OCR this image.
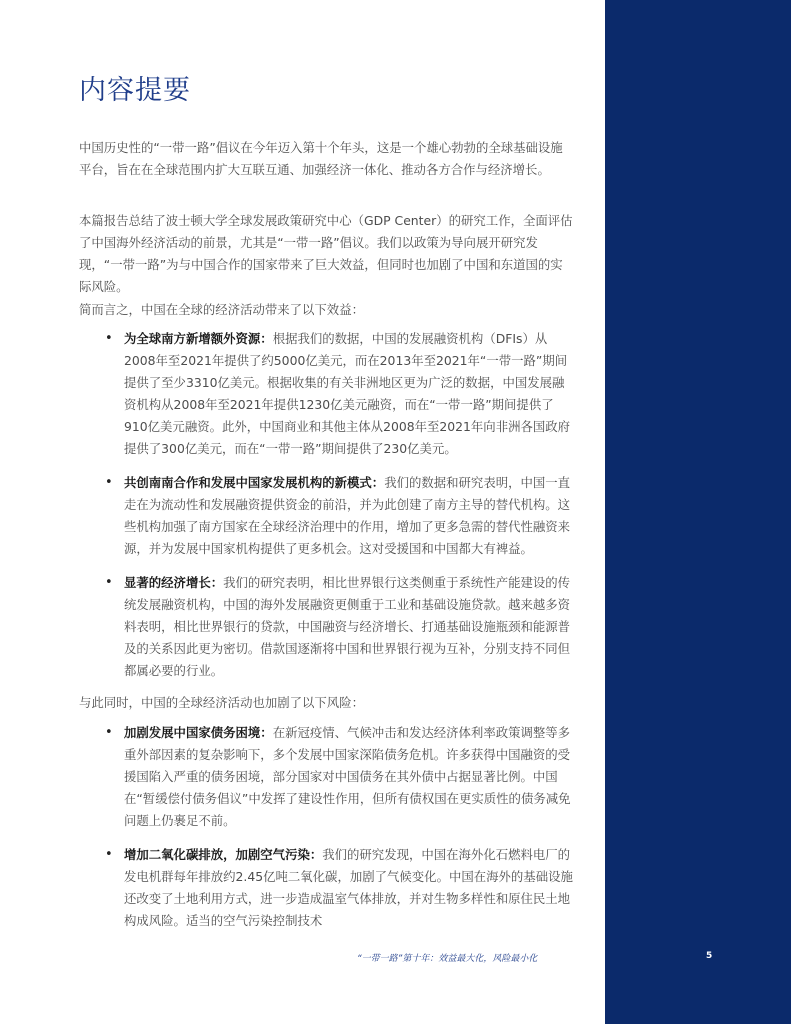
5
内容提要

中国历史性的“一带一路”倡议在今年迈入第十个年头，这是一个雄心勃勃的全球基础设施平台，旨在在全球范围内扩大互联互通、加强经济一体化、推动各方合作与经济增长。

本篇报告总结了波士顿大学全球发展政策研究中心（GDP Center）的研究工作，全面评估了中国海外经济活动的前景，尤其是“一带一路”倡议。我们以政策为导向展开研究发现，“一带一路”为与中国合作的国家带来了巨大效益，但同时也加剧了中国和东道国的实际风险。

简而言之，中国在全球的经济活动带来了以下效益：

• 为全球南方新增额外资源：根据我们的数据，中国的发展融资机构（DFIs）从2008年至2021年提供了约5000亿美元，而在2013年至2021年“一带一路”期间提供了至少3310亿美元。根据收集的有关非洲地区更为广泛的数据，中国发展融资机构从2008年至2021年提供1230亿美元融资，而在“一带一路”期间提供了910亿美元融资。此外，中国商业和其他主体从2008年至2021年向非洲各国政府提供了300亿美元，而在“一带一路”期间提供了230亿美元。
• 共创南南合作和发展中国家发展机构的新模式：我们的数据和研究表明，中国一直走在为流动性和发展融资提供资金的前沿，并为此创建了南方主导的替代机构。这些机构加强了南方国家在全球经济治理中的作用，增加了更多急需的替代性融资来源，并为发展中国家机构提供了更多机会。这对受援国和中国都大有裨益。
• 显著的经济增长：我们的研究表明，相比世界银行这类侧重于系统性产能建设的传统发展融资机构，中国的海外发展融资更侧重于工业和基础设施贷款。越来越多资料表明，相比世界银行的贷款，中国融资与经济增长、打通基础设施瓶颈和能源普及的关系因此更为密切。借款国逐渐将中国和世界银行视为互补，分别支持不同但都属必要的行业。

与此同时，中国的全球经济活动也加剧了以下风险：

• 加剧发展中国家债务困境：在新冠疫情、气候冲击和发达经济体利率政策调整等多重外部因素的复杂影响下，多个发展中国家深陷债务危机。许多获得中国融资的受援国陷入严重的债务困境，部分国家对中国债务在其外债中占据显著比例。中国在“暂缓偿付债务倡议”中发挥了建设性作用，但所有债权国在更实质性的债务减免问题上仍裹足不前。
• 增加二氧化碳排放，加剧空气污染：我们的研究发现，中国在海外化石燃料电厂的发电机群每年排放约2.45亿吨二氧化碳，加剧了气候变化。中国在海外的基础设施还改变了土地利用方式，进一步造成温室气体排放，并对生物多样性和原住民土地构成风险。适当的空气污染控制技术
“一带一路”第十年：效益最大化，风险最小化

────────────────────

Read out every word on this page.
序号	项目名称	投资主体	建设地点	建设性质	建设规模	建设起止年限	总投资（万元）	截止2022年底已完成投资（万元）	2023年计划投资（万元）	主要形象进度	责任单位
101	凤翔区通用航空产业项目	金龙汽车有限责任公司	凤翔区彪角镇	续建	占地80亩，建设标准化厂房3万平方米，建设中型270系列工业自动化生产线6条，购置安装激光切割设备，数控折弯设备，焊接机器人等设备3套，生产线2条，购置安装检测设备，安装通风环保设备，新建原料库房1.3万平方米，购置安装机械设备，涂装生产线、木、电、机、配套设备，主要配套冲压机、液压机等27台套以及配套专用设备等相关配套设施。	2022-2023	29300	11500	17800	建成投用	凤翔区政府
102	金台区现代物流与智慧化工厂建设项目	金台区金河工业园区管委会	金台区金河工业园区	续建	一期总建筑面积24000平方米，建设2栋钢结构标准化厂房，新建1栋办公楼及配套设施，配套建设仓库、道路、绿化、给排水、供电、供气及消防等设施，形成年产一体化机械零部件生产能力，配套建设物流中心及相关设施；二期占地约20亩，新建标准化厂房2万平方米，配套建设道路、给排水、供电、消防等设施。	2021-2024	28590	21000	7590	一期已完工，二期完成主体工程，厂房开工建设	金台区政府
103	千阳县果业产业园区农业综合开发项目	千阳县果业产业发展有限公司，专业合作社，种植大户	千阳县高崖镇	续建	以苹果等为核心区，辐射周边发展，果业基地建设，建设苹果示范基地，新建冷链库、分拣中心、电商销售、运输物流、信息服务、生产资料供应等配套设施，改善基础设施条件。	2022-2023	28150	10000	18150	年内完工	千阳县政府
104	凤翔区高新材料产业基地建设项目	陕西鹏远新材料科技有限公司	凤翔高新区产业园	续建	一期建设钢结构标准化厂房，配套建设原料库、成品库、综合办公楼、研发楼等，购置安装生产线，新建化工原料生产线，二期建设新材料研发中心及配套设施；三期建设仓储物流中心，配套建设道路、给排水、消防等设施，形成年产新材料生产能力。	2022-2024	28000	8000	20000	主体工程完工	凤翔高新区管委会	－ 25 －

────────────────────

*Aim*.
Keep only those lines of the records that hold "配套建设道路", and return them.

*Exercise output*.
102	金台区现代物流与智慧化工厂建设项目	金台区金河工业园区管委会	金台区金河工业园区	续建	一期总建筑面积24000平方米，建设2栋钢结构标准化厂房，新建1栋办公楼及配套设施，配套建设仓库、道路、绿化、给排水、供电、供气及消防等设施，形成年产一体化机械零部件生产能力，配套建设物流中心及相关设施；二期占地约20亩，新建标准化厂房2万平方米，配套建设道路、给排水、供电、消防等设施。	2021-2024	28590	21000	7590	一期已完工，二期完成主体工程，厂房开工建设	金台区政府
104	凤翔区高新材料产业基地建设项目	陕西鹏远新材料科技有限公司	凤翔高新区产业园	续建	一期建设钢结构标准化厂房，配套建设原料库、成品库、综合办公楼、研发楼等，购置安装生产线，新建化工原料生产线，二期建设新材料研发中心及配套设施；三期建设仓储物流中心，配套建设道路、给排水、消防等设施，形成年产新材料生产能力。	2022-2024	28000	8000	20000	主体工程完工	凤翔高新区管委会	－ 25 －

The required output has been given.